** Passage to read follows **
Serum Eosinophil Cationic Protein Is a Useful Marker for Assessing the Efficacy of Inhaled Corticosteroid Therapy in Children with Bronchial Asthma.

Abstract

Bronchial asthma (BA) is a chronic inflammatory disorder of airways for which the effective therapies include inhaled corticosteroids (ICS) and short-acting β2-adrenoreceptor agonist (SABA). Serum eosinophil cationic protein (ECP) has been reported to reflect the degree of airway inflammation. We, therefore, explored the implication of serum ECP in assessing the efficacy of ICS therapy in BA children. Our prospective randomized control study enrolled 126 BA children and 78 healthy children (the control group). The BA patients were randomly assigned as two groups; 59 children were treated with ICS, twice a day, for three months and 67 patients received SABA inhalation only if necessary. After the 3-month therapy, the serum levels of ECP, endothelin-1, and nitric oxide and the eosinophil percentage (EOS%) in induced sputum were significantly lower in the ICS group, compared with the SABA group, but were still higher than the control group (all P < 0.05). The forced expiratory volume (FEV1%pred) and forced vital capacity (FEV1/FVC) were improved to the levels of the control group after therapy. Pearson correlation analysis presented that higher serum ECP levels were associated with higher EOS% in serum and with lower pulmonary function indices (FEVl%pred and FEV1/FVC). Importantly, the ICS group exhibited higher quality of life scores and lower symptom scores compared with the SABA group (all P < 0.05). ROC results revealed the diagnostic efficiency of serum ECP levels on the efficacy of ICS. In conclusion, measuring serum ECP levels is helpful for assessing the efficacy of ICS therapy in BA children.
** End of Passage to read **
** Dataset entries follows **
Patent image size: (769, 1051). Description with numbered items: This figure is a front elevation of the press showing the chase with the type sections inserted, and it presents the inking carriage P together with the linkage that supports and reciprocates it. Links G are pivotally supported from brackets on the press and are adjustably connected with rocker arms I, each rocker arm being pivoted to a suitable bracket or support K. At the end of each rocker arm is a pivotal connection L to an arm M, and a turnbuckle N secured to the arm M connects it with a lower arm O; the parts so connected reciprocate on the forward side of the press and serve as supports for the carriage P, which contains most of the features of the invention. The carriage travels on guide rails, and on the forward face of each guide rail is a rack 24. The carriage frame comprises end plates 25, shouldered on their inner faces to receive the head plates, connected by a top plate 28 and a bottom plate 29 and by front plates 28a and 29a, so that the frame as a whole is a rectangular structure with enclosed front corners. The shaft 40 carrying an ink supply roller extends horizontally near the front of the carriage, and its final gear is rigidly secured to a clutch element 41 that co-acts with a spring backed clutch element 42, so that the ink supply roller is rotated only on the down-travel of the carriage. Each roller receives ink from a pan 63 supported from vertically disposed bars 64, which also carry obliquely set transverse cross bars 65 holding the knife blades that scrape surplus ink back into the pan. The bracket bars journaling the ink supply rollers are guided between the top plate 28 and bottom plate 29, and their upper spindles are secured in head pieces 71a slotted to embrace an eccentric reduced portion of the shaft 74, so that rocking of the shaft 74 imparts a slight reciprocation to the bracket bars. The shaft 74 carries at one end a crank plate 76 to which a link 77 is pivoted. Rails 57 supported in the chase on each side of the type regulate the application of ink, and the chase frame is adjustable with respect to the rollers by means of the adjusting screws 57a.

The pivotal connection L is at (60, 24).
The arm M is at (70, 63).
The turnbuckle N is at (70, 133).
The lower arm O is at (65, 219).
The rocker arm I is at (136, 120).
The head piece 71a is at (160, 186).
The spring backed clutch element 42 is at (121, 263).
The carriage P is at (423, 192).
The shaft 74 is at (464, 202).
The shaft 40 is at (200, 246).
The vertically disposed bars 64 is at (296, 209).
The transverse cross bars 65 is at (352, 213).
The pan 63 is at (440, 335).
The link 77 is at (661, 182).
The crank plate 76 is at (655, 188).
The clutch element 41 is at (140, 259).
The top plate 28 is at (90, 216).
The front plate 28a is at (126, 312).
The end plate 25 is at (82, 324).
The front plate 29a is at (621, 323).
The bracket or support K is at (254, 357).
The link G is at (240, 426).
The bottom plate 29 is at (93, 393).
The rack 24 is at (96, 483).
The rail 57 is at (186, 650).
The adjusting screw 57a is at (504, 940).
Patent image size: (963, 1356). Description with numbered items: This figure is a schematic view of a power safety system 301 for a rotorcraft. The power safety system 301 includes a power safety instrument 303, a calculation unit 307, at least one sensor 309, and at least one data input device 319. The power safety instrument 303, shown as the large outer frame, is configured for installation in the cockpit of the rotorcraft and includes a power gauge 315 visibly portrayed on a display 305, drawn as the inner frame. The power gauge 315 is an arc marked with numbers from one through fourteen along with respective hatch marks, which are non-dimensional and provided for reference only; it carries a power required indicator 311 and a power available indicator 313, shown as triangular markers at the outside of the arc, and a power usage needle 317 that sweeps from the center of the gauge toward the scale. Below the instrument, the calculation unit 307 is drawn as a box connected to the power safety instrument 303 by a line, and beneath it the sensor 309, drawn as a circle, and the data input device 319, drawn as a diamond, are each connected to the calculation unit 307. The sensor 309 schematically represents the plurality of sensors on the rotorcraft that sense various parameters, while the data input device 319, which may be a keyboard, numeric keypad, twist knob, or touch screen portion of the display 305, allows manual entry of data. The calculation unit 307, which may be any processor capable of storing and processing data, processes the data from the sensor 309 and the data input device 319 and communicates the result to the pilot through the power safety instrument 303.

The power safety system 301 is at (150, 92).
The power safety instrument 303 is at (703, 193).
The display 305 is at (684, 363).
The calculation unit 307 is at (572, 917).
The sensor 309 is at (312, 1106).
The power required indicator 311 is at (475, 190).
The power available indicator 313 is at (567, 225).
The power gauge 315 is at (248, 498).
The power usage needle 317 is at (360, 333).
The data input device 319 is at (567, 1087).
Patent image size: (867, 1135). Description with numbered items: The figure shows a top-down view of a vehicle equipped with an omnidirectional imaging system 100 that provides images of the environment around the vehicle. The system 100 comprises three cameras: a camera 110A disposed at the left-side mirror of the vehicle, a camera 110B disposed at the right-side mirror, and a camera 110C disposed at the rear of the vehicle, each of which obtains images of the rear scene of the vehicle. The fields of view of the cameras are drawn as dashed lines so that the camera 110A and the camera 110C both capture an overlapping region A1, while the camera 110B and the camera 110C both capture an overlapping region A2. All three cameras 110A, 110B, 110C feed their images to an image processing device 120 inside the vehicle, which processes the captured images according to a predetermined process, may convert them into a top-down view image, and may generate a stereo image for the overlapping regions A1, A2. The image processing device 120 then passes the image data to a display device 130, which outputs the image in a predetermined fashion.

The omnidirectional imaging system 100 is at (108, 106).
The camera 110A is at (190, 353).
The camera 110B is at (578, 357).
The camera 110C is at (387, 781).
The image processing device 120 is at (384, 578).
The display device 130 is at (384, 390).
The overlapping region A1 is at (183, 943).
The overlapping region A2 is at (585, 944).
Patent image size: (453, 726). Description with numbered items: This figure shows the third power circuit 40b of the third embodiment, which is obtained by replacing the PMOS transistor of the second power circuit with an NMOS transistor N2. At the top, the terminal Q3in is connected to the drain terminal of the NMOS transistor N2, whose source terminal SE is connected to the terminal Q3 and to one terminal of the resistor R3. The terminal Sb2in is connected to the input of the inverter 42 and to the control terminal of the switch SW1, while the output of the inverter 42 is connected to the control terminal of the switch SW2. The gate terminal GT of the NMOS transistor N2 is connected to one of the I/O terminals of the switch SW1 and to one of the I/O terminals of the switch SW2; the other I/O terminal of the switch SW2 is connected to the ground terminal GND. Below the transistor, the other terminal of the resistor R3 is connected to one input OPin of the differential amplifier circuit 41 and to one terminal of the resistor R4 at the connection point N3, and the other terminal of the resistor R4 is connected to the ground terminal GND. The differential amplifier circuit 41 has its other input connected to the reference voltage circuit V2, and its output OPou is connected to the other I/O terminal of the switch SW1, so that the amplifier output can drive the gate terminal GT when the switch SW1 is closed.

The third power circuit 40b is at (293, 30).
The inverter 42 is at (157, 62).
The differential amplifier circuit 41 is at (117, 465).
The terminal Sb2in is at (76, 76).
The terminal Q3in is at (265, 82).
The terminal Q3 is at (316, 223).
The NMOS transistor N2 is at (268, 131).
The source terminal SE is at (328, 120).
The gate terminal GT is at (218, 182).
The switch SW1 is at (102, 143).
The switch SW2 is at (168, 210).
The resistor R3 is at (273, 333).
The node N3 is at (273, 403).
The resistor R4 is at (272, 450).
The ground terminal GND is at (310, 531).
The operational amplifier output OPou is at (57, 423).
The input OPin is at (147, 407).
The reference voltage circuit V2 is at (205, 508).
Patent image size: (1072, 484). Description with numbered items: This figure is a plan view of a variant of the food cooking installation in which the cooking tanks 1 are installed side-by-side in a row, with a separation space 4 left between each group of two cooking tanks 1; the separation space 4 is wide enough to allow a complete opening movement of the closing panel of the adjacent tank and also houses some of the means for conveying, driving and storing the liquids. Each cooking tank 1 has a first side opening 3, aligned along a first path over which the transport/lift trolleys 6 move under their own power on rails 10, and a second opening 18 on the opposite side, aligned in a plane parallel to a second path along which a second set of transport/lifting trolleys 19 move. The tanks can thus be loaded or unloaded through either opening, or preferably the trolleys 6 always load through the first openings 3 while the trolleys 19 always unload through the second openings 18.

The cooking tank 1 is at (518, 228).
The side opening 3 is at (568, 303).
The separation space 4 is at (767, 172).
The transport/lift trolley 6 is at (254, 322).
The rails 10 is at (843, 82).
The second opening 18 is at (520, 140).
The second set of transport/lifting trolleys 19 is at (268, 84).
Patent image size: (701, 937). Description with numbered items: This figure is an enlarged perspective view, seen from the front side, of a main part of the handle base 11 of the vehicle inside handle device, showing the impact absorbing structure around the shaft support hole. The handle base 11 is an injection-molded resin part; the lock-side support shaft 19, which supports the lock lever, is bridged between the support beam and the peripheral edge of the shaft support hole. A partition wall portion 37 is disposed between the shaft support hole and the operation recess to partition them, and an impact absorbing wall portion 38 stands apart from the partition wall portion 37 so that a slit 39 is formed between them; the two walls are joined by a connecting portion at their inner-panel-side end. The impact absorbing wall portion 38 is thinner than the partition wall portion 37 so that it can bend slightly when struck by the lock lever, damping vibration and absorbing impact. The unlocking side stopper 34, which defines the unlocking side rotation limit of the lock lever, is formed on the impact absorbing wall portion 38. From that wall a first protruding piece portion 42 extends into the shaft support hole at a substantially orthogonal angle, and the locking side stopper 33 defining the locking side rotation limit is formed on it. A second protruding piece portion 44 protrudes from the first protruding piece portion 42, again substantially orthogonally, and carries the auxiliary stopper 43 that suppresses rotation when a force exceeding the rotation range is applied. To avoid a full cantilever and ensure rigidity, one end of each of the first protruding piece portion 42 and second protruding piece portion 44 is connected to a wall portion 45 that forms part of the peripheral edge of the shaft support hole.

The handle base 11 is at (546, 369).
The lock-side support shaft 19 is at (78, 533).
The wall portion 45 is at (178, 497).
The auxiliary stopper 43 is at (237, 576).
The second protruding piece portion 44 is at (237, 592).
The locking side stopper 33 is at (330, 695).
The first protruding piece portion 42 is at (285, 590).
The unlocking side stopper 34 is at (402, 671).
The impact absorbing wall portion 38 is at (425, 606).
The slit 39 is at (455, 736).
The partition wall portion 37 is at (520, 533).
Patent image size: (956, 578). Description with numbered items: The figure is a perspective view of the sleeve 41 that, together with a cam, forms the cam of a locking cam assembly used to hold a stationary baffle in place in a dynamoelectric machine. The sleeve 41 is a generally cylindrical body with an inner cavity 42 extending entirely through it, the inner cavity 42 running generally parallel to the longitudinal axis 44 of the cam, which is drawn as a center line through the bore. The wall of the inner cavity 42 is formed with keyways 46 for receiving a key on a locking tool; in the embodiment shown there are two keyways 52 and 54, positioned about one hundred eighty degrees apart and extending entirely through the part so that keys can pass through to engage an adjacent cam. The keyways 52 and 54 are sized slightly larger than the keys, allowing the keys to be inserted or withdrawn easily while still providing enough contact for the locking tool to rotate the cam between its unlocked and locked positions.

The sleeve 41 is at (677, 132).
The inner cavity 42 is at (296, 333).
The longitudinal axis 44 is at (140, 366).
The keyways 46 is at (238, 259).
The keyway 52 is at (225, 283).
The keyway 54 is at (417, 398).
** End of Dataset entries **
Exercise details: In the abstract on serum eosinophil cationic protein, how often and for how long were the children in the ICS group treated? The items come from a separate source and are not part of the abstract.

Solution to this task: Twice a day for three months.